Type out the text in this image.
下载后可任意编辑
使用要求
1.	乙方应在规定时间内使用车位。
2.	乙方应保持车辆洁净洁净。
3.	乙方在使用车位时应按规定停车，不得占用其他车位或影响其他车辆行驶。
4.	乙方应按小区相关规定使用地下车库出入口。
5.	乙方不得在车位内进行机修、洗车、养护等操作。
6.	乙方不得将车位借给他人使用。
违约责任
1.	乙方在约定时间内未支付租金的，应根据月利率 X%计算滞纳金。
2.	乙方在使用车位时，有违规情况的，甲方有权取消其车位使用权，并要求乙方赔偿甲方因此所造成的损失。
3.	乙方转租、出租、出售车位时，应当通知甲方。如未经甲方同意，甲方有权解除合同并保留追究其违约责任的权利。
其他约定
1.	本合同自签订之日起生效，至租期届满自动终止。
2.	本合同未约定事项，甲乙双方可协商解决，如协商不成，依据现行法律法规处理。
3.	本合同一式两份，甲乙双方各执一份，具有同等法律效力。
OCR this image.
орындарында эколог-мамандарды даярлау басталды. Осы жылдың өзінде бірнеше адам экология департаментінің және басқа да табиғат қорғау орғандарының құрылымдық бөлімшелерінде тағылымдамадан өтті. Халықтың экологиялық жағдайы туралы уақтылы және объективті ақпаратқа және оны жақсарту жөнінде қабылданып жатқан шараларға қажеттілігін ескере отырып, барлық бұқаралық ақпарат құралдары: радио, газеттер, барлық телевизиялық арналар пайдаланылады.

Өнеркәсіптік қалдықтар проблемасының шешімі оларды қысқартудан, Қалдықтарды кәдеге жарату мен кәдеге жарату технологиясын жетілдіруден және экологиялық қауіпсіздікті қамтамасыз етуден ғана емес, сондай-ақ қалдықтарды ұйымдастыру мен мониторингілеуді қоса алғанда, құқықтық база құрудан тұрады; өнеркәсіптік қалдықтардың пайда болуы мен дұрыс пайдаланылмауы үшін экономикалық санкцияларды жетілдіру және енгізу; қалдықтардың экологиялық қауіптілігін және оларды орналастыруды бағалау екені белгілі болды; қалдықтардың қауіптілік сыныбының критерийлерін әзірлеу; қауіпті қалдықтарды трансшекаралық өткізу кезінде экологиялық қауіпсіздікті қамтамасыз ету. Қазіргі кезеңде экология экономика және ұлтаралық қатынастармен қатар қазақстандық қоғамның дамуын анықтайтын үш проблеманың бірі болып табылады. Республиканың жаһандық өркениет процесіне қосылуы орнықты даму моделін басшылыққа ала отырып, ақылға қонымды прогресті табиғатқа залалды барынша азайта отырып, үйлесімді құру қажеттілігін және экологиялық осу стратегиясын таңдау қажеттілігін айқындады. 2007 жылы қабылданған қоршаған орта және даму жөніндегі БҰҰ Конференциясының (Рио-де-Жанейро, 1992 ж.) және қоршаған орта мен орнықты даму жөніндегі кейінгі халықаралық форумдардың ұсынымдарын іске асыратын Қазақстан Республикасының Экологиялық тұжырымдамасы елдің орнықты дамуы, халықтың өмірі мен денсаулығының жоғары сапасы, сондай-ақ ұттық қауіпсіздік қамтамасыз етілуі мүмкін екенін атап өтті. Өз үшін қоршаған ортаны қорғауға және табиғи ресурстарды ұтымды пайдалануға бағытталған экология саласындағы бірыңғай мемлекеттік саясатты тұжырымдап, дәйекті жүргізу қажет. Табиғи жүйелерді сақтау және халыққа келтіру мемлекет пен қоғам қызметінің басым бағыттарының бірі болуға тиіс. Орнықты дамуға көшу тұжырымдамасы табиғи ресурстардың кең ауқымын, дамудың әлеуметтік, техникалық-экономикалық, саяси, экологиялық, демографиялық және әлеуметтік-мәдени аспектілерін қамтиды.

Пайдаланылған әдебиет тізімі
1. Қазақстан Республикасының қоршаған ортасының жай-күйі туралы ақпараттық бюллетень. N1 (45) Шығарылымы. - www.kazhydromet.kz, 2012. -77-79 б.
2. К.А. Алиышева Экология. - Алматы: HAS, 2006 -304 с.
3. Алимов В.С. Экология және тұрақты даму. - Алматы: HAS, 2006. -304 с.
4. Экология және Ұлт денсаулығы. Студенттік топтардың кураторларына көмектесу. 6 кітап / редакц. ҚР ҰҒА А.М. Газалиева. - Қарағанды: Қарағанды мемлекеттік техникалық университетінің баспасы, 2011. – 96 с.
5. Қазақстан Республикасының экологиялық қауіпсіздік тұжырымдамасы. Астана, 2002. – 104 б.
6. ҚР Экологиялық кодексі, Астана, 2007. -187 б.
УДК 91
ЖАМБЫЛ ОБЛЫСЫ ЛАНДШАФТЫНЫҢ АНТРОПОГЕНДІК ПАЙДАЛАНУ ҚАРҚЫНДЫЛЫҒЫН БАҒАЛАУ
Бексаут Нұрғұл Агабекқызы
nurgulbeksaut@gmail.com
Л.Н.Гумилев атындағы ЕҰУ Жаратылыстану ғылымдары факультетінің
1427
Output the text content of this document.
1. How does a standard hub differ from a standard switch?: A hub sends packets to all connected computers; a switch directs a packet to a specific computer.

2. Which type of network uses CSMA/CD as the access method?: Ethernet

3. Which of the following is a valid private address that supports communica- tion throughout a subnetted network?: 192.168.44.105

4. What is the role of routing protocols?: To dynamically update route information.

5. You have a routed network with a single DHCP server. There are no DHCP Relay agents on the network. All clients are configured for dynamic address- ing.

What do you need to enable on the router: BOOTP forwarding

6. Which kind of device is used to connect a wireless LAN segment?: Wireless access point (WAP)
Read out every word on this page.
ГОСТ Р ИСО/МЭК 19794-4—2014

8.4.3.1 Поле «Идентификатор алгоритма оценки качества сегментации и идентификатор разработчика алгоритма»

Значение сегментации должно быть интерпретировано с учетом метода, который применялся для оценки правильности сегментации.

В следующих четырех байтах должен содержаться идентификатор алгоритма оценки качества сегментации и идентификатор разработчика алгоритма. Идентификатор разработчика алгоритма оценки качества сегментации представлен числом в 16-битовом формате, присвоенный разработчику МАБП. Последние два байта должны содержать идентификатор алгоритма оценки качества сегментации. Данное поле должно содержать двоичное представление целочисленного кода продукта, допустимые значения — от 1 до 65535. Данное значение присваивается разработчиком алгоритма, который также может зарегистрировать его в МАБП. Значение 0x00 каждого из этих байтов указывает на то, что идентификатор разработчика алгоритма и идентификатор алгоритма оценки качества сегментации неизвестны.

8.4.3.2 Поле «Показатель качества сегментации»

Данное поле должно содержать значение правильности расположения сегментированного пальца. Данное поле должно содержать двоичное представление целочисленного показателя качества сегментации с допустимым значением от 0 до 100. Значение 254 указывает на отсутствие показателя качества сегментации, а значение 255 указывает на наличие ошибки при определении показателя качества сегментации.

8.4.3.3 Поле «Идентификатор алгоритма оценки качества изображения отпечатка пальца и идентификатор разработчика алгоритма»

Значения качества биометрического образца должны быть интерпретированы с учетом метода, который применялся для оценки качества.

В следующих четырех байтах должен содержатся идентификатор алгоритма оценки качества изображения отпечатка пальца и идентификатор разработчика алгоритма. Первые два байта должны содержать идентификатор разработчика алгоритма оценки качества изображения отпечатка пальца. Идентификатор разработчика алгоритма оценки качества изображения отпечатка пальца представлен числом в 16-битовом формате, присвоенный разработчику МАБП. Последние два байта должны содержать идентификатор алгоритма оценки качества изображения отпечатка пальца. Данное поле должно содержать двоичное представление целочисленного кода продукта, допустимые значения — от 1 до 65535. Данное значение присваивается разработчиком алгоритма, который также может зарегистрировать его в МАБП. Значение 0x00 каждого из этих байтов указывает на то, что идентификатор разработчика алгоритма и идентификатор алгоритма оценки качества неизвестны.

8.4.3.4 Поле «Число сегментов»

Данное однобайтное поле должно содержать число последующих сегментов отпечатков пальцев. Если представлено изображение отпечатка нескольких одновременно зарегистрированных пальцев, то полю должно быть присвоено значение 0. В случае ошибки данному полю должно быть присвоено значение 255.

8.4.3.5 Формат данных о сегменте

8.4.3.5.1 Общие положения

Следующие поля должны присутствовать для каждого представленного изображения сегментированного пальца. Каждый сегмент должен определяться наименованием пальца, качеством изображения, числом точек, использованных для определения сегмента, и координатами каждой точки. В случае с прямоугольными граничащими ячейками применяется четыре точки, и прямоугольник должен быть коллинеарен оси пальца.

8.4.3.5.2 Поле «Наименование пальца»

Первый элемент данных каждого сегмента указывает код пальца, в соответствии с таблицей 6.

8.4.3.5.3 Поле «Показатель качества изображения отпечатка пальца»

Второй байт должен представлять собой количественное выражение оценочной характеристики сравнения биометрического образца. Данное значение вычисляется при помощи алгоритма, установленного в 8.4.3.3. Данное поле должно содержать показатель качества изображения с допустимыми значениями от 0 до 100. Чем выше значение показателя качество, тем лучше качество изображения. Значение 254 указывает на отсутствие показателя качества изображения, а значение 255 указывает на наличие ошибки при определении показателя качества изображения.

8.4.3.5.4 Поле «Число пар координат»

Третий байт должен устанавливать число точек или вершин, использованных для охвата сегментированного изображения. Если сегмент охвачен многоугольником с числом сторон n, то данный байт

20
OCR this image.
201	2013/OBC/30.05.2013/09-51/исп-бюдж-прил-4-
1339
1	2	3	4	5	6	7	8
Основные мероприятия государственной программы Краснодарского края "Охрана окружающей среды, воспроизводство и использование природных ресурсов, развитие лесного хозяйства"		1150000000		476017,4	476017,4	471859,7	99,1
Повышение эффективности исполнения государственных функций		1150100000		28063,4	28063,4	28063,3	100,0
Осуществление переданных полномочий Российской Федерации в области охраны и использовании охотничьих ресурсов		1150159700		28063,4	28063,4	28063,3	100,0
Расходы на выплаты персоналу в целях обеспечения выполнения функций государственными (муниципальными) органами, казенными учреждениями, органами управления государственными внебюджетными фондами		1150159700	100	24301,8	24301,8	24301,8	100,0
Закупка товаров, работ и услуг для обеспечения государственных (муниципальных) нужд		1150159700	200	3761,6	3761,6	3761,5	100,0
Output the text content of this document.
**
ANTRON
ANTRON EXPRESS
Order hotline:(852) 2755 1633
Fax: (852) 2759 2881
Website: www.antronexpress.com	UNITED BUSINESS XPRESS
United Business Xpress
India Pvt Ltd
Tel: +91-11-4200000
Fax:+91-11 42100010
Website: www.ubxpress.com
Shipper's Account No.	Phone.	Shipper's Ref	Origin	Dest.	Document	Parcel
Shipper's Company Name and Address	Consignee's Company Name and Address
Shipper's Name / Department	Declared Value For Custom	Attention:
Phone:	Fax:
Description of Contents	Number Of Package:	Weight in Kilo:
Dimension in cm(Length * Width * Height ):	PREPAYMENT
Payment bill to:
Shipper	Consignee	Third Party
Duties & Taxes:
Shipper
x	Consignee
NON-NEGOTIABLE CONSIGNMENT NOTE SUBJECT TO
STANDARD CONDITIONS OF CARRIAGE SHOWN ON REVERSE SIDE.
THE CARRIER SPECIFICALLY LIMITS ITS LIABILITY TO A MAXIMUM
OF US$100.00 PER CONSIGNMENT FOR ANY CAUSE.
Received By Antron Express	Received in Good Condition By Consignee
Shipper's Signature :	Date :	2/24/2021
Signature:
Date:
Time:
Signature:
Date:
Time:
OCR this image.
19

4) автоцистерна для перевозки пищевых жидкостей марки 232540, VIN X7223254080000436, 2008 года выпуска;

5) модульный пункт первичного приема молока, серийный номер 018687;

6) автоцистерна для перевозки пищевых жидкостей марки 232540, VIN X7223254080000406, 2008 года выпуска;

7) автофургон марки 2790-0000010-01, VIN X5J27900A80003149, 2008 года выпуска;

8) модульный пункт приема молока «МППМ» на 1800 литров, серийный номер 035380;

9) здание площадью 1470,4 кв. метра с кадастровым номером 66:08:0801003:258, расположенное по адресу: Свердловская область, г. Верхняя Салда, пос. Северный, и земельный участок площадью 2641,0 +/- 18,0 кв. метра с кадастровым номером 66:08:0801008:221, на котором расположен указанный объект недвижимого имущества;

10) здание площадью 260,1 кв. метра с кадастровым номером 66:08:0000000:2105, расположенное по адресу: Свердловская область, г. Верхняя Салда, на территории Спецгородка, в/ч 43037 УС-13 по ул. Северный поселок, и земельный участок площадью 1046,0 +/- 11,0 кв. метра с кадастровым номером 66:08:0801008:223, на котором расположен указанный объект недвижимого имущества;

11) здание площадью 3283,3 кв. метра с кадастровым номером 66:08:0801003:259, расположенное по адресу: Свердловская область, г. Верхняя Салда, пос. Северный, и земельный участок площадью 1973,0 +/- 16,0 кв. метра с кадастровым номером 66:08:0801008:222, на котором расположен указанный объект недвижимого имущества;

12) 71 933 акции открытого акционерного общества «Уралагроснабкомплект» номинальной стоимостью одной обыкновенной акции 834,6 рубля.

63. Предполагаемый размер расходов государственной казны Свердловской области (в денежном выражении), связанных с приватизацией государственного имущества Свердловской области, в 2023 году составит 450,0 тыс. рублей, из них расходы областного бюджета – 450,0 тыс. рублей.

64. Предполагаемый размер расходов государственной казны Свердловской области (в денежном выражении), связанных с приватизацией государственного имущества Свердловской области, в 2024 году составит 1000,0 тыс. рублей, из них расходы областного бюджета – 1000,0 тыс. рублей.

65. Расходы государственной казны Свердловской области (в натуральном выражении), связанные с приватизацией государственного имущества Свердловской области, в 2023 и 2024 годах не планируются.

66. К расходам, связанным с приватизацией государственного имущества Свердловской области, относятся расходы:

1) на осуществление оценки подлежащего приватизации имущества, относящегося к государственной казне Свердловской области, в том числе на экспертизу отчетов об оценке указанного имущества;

# # #

◆ **The exercise**
Gather all lines from the listing above in which "показателя" occurs.

◆ **Result of this task**
Данное поле должно содержать значение правильности расположения сегментированного пальца. Данное поле должно содержать двоичное представление целочисленного показателя качества сегментации с допустимым значением от 0 до 100. Значение 254 указывает на отсутствие показателя качества сегментации, а значение 255 указывает на наличие ошибки при определении показателя качества сегментации.
Второй байт должен представлять собой количественное выражение оценочной характеристики сравнения биометрического образца. Данное значение вычисляется при помощи алгоритма, установленного в 8.4.3.3. Данное поле должно содержать показатель качества изображения с допустимыми значениями от 0 до 100. Чем выше значение показателя качество, тем лучше качество изображения. Значение 254 указывает на отсутствие показателя качества изображения, а значение 255 указывает на наличие ошибки при определении показателя качества изображения.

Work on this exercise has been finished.